PROMPT – In the material below, the lines containing the word "本题正确率为" are required; copy each of them.

INPUT DATA –
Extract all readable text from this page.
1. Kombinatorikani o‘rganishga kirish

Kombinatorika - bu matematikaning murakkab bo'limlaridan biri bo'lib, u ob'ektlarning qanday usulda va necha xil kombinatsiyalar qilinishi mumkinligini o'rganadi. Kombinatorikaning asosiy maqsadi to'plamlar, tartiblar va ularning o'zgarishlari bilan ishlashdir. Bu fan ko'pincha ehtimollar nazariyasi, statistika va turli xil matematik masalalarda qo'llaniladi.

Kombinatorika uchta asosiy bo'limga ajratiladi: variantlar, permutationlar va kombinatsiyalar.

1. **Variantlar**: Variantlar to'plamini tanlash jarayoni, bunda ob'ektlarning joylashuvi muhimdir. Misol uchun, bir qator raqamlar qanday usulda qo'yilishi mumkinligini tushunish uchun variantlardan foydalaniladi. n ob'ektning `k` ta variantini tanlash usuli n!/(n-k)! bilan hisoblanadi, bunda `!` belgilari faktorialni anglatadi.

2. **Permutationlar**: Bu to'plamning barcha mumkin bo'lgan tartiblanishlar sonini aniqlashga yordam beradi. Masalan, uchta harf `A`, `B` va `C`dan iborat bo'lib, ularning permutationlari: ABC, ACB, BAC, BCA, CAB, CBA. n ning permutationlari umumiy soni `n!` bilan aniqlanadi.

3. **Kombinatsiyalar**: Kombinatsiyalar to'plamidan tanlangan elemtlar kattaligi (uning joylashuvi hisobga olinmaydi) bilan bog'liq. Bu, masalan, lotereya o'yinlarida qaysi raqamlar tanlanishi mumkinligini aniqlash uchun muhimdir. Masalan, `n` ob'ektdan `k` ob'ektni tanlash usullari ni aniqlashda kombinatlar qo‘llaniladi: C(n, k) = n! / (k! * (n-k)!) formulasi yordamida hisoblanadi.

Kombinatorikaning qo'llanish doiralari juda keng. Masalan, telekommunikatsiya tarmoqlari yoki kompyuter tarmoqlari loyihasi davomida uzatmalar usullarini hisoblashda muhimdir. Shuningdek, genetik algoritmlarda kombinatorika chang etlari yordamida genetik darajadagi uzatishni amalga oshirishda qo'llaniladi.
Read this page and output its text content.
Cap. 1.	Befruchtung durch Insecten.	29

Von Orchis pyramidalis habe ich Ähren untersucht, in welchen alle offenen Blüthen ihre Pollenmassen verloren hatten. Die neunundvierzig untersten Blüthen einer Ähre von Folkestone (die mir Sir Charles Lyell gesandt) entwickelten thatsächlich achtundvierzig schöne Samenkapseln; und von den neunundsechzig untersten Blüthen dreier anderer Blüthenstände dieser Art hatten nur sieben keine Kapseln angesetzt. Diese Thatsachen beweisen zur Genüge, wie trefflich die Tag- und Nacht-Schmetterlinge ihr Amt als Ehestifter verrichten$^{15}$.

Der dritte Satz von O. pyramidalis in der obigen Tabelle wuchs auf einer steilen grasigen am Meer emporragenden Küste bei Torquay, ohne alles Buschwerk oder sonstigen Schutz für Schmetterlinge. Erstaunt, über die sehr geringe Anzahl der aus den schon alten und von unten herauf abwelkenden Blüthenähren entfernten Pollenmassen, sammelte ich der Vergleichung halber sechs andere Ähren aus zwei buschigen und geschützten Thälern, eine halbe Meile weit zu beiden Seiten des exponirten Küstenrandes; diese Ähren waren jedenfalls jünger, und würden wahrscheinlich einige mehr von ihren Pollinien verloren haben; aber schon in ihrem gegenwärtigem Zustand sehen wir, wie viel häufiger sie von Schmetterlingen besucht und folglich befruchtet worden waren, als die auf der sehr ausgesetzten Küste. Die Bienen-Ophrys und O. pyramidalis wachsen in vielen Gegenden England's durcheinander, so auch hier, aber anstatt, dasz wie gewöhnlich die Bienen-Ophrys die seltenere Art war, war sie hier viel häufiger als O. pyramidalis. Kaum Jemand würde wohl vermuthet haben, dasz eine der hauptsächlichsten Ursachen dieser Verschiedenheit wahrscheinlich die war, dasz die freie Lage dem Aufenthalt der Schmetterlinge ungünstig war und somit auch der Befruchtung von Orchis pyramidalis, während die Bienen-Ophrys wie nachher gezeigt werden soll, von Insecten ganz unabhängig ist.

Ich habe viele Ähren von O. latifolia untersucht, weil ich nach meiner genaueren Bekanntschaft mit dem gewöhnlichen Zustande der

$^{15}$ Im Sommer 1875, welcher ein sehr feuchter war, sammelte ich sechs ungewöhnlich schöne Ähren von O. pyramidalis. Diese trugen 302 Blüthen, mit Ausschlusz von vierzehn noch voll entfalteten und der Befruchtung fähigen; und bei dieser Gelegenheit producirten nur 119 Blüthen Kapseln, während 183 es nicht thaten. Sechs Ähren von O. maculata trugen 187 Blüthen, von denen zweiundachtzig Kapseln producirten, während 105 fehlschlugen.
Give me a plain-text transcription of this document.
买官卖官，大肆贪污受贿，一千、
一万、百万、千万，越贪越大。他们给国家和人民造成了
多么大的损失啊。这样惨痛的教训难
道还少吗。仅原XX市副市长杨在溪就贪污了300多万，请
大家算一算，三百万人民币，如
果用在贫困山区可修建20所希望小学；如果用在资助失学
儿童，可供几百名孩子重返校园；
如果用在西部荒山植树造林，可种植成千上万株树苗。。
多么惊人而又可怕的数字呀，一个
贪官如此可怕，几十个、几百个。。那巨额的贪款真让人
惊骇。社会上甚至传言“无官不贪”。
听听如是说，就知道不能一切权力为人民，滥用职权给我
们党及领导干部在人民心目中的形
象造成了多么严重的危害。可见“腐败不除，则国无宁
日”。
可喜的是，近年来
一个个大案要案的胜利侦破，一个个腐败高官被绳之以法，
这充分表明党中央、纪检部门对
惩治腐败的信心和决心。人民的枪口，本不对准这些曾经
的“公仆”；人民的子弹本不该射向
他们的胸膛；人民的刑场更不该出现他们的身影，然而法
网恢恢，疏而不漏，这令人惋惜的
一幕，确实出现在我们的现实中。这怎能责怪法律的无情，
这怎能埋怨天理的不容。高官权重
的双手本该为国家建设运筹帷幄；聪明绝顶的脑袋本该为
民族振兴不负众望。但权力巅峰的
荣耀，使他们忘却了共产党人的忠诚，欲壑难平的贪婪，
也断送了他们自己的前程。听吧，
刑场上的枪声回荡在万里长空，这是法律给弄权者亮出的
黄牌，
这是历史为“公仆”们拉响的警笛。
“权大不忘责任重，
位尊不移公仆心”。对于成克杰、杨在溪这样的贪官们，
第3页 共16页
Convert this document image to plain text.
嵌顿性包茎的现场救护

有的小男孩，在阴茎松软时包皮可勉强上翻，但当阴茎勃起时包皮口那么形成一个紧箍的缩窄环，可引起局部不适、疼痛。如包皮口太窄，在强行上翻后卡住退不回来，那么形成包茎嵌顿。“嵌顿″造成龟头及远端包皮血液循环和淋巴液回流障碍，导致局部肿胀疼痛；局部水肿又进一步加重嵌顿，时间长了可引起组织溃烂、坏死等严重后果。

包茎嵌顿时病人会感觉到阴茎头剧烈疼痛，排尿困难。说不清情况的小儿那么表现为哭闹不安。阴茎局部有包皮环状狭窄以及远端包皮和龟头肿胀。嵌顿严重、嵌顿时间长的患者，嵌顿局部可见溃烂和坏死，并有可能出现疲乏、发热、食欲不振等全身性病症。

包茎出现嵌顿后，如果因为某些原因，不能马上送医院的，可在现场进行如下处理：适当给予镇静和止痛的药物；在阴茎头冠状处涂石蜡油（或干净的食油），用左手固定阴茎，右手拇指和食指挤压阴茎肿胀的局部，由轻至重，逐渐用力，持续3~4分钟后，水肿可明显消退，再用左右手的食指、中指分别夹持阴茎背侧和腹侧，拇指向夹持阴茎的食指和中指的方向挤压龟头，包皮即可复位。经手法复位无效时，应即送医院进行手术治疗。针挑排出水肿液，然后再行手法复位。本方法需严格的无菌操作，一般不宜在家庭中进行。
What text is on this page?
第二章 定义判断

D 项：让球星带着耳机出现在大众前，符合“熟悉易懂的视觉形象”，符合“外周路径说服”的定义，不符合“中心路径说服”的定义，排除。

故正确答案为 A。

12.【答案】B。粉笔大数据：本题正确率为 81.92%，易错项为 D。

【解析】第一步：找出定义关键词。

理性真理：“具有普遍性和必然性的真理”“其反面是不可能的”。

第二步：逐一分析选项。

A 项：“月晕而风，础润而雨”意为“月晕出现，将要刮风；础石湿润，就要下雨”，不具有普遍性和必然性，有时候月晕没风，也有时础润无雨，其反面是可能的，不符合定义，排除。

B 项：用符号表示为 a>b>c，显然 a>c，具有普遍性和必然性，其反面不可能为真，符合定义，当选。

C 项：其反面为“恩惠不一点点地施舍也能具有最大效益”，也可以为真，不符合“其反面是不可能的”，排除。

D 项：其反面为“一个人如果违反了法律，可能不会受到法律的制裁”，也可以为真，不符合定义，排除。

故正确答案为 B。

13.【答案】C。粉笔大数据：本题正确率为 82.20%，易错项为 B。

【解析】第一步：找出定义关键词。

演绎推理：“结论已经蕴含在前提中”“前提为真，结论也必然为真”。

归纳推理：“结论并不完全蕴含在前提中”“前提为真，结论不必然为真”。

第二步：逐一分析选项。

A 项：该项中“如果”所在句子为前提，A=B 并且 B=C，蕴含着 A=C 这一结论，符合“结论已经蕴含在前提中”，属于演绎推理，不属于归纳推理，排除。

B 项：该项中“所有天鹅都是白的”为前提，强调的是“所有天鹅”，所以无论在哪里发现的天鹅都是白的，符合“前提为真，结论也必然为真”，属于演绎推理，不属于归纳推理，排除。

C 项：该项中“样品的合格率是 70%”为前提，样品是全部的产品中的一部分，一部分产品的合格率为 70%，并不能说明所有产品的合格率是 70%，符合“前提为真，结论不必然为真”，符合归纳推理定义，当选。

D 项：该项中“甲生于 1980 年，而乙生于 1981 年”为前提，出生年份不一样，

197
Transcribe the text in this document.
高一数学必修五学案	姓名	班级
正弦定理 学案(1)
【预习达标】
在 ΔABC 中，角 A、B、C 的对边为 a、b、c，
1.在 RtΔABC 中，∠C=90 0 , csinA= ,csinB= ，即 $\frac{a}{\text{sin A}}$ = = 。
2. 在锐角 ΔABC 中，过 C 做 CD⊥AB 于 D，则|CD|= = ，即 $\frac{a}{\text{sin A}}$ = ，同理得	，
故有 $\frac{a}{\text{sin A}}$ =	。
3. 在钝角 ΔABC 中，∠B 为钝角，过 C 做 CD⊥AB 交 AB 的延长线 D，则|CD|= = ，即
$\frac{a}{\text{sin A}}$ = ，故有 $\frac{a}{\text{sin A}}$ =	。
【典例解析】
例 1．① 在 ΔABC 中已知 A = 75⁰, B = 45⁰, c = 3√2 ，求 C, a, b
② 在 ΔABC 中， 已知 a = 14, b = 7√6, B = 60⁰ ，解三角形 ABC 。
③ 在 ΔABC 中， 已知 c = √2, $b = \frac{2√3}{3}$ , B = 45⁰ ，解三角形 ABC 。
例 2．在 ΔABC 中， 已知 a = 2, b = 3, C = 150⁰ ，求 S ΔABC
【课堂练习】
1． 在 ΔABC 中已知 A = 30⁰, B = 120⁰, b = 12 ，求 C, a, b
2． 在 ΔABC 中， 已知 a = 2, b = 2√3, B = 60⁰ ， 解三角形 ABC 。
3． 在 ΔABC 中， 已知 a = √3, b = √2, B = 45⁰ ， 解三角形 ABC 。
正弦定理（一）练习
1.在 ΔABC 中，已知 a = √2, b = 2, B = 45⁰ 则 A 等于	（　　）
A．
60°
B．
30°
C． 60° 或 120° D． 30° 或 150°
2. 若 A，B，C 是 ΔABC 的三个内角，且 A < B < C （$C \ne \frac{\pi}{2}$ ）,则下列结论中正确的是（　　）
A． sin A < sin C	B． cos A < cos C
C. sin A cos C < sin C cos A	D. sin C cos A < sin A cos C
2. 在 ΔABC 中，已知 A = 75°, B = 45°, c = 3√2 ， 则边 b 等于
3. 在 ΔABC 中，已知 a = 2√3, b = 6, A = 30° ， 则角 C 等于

SOLUTION –
12.【答案】B。粉笔大数据：本题正确率为 81.92%，易错项为 D。
13.【答案】C。粉笔大数据：本题正确率为 82.20%，易错项为 B。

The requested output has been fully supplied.